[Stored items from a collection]
** begin **

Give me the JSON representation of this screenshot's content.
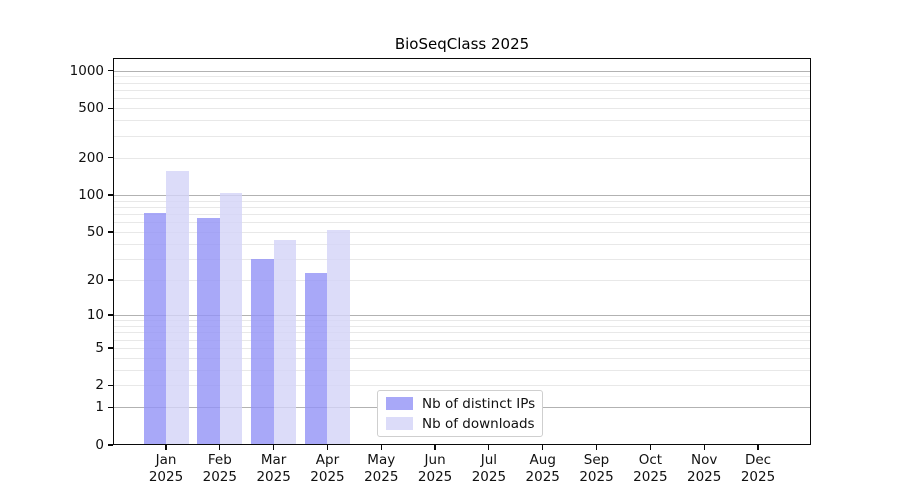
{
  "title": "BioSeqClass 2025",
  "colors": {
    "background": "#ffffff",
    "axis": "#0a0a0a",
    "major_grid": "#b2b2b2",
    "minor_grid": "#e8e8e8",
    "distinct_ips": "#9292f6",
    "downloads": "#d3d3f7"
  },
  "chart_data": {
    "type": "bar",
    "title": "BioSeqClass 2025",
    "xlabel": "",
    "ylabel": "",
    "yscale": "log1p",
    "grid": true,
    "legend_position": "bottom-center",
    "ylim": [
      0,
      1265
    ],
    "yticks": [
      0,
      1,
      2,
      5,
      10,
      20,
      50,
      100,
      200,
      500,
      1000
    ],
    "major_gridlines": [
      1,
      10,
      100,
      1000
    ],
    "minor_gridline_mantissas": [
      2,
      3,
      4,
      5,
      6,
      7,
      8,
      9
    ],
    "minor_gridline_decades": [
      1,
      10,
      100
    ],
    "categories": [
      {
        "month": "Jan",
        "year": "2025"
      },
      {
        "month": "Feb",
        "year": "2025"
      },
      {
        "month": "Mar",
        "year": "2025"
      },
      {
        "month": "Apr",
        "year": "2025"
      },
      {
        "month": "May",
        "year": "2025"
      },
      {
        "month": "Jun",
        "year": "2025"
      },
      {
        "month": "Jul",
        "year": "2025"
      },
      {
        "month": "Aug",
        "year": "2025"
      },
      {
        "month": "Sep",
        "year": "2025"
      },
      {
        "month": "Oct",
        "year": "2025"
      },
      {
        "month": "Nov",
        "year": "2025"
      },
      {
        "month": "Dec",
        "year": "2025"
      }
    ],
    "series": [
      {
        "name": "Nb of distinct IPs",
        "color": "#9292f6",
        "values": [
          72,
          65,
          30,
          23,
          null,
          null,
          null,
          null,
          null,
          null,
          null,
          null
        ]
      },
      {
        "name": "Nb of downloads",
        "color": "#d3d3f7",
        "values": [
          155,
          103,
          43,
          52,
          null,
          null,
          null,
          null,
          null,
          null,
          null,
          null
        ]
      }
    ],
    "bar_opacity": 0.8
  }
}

** end **
** begin **

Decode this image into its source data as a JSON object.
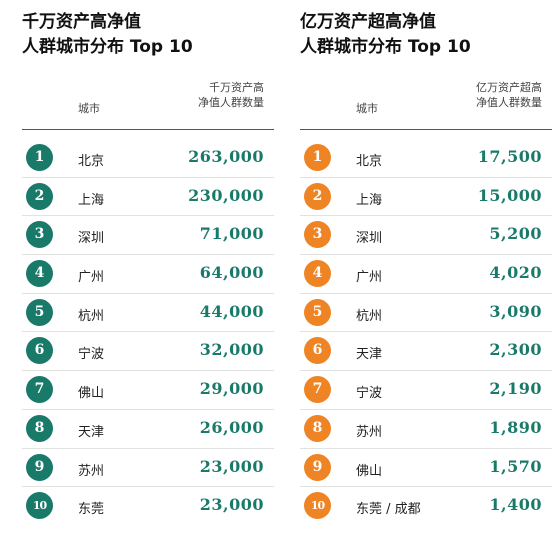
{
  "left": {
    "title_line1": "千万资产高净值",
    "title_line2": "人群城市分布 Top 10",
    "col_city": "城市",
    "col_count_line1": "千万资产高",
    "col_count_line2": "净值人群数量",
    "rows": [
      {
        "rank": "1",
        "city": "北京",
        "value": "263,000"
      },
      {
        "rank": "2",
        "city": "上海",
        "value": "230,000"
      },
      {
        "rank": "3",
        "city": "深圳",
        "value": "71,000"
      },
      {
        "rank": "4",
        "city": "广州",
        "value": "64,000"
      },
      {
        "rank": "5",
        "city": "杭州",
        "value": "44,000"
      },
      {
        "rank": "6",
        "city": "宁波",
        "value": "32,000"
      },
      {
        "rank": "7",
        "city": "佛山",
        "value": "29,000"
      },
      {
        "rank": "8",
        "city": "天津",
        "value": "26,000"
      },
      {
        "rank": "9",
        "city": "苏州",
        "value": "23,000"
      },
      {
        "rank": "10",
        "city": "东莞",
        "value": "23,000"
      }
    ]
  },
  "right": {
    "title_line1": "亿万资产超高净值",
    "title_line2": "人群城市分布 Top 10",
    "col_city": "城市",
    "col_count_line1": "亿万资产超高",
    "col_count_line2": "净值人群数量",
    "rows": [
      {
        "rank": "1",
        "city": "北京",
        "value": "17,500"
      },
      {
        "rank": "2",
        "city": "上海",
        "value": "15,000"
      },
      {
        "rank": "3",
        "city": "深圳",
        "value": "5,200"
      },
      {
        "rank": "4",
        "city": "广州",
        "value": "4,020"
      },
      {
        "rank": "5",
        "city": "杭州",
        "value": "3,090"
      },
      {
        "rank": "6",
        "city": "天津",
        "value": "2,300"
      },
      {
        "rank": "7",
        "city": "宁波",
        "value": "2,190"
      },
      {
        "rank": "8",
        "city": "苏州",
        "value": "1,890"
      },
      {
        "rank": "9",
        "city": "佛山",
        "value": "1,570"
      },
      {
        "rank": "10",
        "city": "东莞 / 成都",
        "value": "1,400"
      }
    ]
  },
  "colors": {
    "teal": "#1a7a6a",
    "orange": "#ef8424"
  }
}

** end **
** begin **

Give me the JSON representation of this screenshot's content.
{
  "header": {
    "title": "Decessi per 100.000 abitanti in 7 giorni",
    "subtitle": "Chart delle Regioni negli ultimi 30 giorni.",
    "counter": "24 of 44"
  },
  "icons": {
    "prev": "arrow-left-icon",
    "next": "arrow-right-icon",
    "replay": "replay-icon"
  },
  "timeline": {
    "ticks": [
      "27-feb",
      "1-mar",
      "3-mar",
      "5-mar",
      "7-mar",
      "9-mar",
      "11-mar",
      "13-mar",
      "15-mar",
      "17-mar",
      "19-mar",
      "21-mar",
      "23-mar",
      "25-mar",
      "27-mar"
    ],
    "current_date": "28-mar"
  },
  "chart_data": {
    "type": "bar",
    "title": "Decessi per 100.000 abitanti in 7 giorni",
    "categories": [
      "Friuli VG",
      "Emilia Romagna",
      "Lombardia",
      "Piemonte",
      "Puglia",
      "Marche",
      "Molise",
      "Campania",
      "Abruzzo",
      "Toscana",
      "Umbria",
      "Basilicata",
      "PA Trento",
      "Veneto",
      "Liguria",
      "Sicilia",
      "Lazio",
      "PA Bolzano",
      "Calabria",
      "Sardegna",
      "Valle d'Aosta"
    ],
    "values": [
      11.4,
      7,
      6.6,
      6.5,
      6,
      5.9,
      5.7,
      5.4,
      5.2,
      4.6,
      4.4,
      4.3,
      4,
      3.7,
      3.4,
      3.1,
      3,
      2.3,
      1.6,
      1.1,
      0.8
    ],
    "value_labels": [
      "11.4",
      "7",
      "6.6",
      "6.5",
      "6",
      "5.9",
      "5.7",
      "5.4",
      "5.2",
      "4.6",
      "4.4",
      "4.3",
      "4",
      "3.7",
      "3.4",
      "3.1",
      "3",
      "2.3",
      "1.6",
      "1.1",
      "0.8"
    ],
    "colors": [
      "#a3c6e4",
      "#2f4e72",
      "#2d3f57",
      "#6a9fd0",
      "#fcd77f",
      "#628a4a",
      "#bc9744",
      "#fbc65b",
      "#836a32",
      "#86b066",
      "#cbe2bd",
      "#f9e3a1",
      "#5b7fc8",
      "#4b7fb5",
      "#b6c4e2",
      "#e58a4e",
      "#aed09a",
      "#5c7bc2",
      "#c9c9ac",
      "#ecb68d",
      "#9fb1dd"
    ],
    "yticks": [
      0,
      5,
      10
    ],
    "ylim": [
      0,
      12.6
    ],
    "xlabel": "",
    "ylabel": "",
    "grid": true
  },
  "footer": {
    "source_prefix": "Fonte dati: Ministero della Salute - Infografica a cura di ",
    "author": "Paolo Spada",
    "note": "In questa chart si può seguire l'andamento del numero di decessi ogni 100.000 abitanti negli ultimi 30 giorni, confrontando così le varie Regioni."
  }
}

** end **

--- WHAT YOU ARE ASKED TO DO ---
Copy every single line of the material above that holds "BioSeqClass".

--- EXPECTED OUTPUT ---
  "title": "BioSeqClass 2025",
    "title": "BioSeqClass 2025",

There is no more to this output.